→ Task to carry out
Reproduce the records below exactly as they appear.

→ Data to process
○ ○ ○ ○

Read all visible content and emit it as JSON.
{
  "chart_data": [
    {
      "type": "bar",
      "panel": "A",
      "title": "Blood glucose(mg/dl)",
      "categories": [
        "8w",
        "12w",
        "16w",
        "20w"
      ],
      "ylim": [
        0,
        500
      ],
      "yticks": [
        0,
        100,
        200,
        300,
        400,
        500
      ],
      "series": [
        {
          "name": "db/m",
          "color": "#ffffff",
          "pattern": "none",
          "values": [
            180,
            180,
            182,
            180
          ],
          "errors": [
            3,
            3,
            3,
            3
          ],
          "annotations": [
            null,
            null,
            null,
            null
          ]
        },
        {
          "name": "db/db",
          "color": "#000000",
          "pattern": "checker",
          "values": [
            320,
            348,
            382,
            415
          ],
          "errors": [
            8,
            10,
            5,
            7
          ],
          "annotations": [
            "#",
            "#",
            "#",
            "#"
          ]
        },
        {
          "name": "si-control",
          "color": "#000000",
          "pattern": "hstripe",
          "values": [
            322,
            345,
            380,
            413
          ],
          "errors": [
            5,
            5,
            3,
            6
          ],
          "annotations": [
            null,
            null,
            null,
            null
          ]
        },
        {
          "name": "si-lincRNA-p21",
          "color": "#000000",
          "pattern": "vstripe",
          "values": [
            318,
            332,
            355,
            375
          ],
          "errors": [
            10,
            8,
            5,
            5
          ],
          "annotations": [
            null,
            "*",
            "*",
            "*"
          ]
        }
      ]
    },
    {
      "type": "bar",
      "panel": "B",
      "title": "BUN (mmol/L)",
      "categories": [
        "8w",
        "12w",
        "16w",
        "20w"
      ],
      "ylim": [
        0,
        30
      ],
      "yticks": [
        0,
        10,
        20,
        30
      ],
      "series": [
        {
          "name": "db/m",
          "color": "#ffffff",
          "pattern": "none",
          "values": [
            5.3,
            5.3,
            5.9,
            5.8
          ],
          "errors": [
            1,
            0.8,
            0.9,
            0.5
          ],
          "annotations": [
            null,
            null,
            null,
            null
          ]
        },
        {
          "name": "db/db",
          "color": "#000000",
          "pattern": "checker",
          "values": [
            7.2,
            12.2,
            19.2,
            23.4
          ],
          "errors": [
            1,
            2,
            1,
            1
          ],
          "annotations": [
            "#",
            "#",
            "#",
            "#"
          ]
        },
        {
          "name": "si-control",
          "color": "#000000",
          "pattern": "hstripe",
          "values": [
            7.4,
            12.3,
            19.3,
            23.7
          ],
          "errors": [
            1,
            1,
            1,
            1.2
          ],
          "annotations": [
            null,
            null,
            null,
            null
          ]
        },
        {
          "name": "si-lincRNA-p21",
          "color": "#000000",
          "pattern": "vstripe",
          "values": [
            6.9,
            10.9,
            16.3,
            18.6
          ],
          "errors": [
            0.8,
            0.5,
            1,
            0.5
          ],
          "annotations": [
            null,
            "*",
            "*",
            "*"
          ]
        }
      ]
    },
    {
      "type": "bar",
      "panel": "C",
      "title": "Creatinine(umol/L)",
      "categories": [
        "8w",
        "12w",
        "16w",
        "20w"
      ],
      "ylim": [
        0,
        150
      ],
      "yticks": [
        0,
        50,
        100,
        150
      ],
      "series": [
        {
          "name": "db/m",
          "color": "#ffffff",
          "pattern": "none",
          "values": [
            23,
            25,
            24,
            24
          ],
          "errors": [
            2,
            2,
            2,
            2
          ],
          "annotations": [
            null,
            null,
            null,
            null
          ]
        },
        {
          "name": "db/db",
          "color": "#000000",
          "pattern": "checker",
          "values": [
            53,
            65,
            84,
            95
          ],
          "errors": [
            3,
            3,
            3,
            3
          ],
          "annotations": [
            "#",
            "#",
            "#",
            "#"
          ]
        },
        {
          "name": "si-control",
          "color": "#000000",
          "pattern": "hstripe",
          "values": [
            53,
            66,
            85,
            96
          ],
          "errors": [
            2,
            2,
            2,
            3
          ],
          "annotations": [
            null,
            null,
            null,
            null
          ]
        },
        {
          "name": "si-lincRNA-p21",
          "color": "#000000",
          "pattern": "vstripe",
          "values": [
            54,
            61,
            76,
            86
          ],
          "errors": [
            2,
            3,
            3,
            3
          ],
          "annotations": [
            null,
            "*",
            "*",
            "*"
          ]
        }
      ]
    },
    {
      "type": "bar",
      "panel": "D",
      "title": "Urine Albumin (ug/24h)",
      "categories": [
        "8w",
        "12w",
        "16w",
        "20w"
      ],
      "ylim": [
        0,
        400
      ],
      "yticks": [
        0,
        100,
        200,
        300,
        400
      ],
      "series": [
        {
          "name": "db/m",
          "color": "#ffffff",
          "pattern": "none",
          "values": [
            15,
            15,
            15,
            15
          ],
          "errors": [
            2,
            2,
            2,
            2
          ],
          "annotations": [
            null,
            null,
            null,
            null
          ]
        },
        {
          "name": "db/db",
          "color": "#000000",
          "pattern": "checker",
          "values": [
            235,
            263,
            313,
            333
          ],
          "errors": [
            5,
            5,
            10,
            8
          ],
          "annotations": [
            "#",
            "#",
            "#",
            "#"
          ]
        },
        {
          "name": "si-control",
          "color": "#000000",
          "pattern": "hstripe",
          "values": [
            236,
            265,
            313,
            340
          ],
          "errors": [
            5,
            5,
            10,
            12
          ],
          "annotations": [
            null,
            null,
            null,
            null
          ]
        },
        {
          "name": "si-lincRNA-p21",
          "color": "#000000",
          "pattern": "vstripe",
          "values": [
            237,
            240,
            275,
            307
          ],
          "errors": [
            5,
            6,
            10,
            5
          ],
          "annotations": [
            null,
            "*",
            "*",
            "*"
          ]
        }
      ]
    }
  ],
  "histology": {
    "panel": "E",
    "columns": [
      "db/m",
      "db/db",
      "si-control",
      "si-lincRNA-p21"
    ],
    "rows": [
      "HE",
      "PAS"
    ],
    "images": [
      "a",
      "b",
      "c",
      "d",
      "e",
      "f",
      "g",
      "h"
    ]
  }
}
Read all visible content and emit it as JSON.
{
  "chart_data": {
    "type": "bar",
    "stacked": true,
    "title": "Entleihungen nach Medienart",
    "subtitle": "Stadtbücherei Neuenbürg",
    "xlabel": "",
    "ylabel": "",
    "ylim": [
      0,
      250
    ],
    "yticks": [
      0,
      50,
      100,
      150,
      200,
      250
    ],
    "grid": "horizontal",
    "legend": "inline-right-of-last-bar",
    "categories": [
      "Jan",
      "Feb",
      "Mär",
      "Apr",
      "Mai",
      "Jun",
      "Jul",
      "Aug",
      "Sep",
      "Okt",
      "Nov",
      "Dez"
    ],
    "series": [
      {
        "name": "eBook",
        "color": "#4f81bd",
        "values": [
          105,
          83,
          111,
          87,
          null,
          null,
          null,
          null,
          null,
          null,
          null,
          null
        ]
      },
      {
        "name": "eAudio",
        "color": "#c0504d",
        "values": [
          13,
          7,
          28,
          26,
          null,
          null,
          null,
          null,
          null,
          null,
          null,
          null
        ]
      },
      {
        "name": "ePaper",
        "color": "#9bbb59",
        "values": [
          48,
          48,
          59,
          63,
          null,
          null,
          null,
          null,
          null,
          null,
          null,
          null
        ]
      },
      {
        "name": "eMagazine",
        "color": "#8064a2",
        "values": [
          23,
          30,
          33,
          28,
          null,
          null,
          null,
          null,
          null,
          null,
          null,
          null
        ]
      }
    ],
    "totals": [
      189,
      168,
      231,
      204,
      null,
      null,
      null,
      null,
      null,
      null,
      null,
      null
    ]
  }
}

○ ○ ○ ○

→ Response to the task
Read all visible content and emit it as JSON.
{
  "chart_data": [
    {
      "type": "bar",
      "panel": "A",
      "title": "Blood glucose(mg/dl)",
      "categories": [
        "8w",
        "12w",
        "16w",
        "20w"
      ],
      "ylim": [
        0,
        500
      ],
      "yticks": [
        0,
        100,
        200,
        300,
        400,
        500
      ],
      "series": [
        {
          "name": "db/m",
          "color": "#ffffff",
          "pattern": "none",
          "values": [
            180,
            180,
            182,
            180
          ],
          "errors": [
            3,
            3,
            3,
            3
          ],
          "annotations": [
            null,
            null,
            null,
            null
          ]
        },
        {
          "name": "db/db",
          "color": "#000000",
          "pattern": "checker",
          "values": [
            320,
            348,
            382,
            415
          ],
          "errors": [
            8,
            10,
            5,
            7
          ],
          "annotations": [
            "#",
            "#",
            "#",
            "#"
          ]
        },
        {
          "name": "si-control",
          "color": "#000000",
          "pattern": "hstripe",
          "values": [
            322,
            345,
            380,
            413
          ],
          "errors": [
            5,
            5,
            3,
            6
          ],
          "annotations": [
            null,
            null,
            null,
            null
          ]
        },
        {
          "name": "si-lincRNA-p21",
          "color": "#000000",
          "pattern": "vstripe",
          "values": [
            318,
            332,
            355,
            375
          ],
          "errors": [
            10,
            8,
            5,
            5
          ],
          "annotations": [
            null,
            "*",
            "*",
            "*"
          ]
        }
      ]
    },
    {
      "type": "bar",
      "panel": "B",
      "title": "BUN (mmol/L)",
      "categories": [
        "8w",
        "12w",
        "16w",
        "20w"
      ],
      "ylim": [
        0,
        30
      ],
      "yticks": [
        0,
        10,
        20,
        30
      ],
      "series": [
        {
          "name": "db/m",
          "color": "#ffffff",
          "pattern": "none",
          "values": [
            5.3,
            5.3,
            5.9,
            5.8
          ],
          "errors": [
            1,
            0.8,
            0.9,
            0.5
          ],
          "annotations": [
            null,
            null,
            null,
            null
          ]
        },
        {
          "name": "db/db",
          "color": "#000000",
          "pattern": "checker",
          "values": [
            7.2,
            12.2,
            19.2,
            23.4
          ],
          "errors": [
            1,
            2,
            1,
            1
          ],
          "annotations": [
            "#",
            "#",
            "#",
            "#"
          ]
        },
        {
          "name": "si-control",
          "color": "#000000",
          "pattern": "hstripe",
          "values": [
            7.4,
            12.3,
            19.3,
            23.7
          ],
          "errors": [
            1,
            1,
            1,
            1.2
          ],
          "annotations": [
            null,
            null,
            null,
            null
          ]
        },
        {
          "name": "si-lincRNA-p21",
          "color": "#000000",
          "pattern": "vstripe",
          "values": [
            6.9,
            10.9,
            16.3,
            18.6
          ],
          "errors": [
            0.8,
            0.5,
            1,
            0.5
          ],
          "annotations": [
            null,
            "*",
            "*",
            "*"
          ]
        }
      ]
    },
    {
      "type": "bar",
      "panel": "C",
      "title": "Creatinine(umol/L)",
      "categories": [
        "8w",
        "12w",
        "16w",
        "20w"
      ],
      "ylim": [
        0,
        150
      ],
      "yticks": [
        0,
        50,
        100,
        150
      ],
      "series": [
        {
          "name": "db/m",
          "color": "#ffffff",
          "pattern": "none",
          "values": [
            23,
            25,
            24,
            24
          ],
          "errors": [
            2,
            2,
            2,
            2
          ],
          "annotations": [
            null,
            null,
            null,
            null
          ]
        },
        {
          "name": "db/db",
          "color": "#000000",
          "pattern": "checker",
          "values": [
            53,
            65,
            84,
            95
          ],
          "errors": [
            3,
            3,
            3,
            3
          ],
          "annotations": [
            "#",
            "#",
            "#",
            "#"
          ]
        },
        {
          "name": "si-control",
          "color": "#000000",
          "pattern": "hstripe",
          "values": [
            53,
            66,
            85,
            96
          ],
          "errors": [
            2,
            2,
            2,
            3
          ],
          "annotations": [
            null,
            null,
            null,
            null
          ]
        },
        {
          "name": "si-lincRNA-p21",
          "color": "#000000",
          "pattern": "vstripe",
          "values": [
            54,
            61,
            76,
            86
          ],
          "errors": [
            2,
            3,
            3,
            3
          ],
          "annotations": [
            null,
            "*",
            "*",
            "*"
          ]
        }
      ]
    },
    {
      "type": "bar",
      "panel": "D",
      "title": "Urine Albumin (ug/24h)",
      "categories": [
        "8w",
        "12w",
        "16w",
        "20w"
      ],
      "ylim": [
        0,
        400
      ],
      "yticks": [
        0,
        100,
        200,
        300,
        400
      ],
      "series": [
        {
          "name": "db/m",
          "color": "#ffffff",
          "pattern": "none",
          "values": [
            15,
            15,
            15,
            15
          ],
          "errors": [
            2,
            2,
            2,
            2
          ],
          "annotations": [
            null,
            null,
            null,
            null
          ]
        },
        {
          "name": "db/db",
          "color": "#000000",
          "pattern": "checker",
          "values": [
            235,
            263,
            313,
            333
          ],
          "errors": [
            5,
            5,
            10,
            8
          ],
          "annotations": [
            "#",
            "#",
            "#",
            "#"
          ]
        },
        {
          "name": "si-control",
          "color": "#000000",
          "pattern": "hstripe",
          "values": [
            236,
            265,
            313,
            340
          ],
          "errors": [
            5,
            5,
            10,
            12
          ],
          "annotations": [
            null,
            null,
            null,
            null
          ]
        },
        {
          "name": "si-lincRNA-p21",
          "color": "#000000",
          "pattern": "vstripe",
          "values": [
            237,
            240,
            275,
            307
          ],
          "errors": [
            5,
            6,
            10,
            5
          ],
          "annotations": [
            null,
            "*",
            "*",
            "*"
          ]
        }
      ]
    }
  ],
  "histology": {
    "panel": "E",
    "columns": [
      "db/m",
      "db/db",
      "si-control",
      "si-lincRNA-p21"
    ],
    "rows": [
      "HE",
      "PAS"
    ],
    "images": [
      "a",
      "b",
      "c",
      "d",
      "e",
      "f",
      "g",
      "h"
    ]
  }
}
Read all visible content and emit it as JSON.
{
  "chart_data": {
    "type": "bar",
    "stacked": true,
    "title": "Entleihungen nach Medienart",
    "subtitle": "Stadtbücherei Neuenbürg",
    "xlabel": "",
    "ylabel": "",
    "ylim": [
      0,
      250
    ],
    "yticks": [
      0,
      50,
      100,
      150,
      200,
      250
    ],
    "grid": "horizontal",
    "legend": "inline-right-of-last-bar",
    "categories": [
      "Jan",
      "Feb",
      "Mär",
      "Apr",
      "Mai",
      "Jun",
      "Jul",
      "Aug",
      "Sep",
      "Okt",
      "Nov",
      "Dez"
    ],
    "series": [
      {
        "name": "eBook",
        "color": "#4f81bd",
        "values": [
          105,
          83,
          111,
          87,
          null,
          null,
          null,
          null,
          null,
          null,
          null,
          null
        ]
      },
      {
        "name": "eAudio",
        "color": "#c0504d",
        "values": [
          13,
          7,
          28,
          26,
          null,
          null,
          null,
          null,
          null,
          null,
          null,
          null
        ]
      },
      {
        "name": "ePaper",
        "color": "#9bbb59",
        "values": [
          48,
          48,
          59,
          63,
          null,
          null,
          null,
          null,
          null,
          null,
          null,
          null
        ]
      },
      {
        "name": "eMagazine",
        "color": "#8064a2",
        "values": [
          23,
          30,
          33,
          28,
          null,
          null,
          null,
          null,
          null,
          null,
          null,
          null
        ]
      }
    ],
    "totals": [
      189,
      168,
      231,
      204,
      null,
      null,
      null,
      null,
      null,
      null,
      null,
      null
    ]
  }
}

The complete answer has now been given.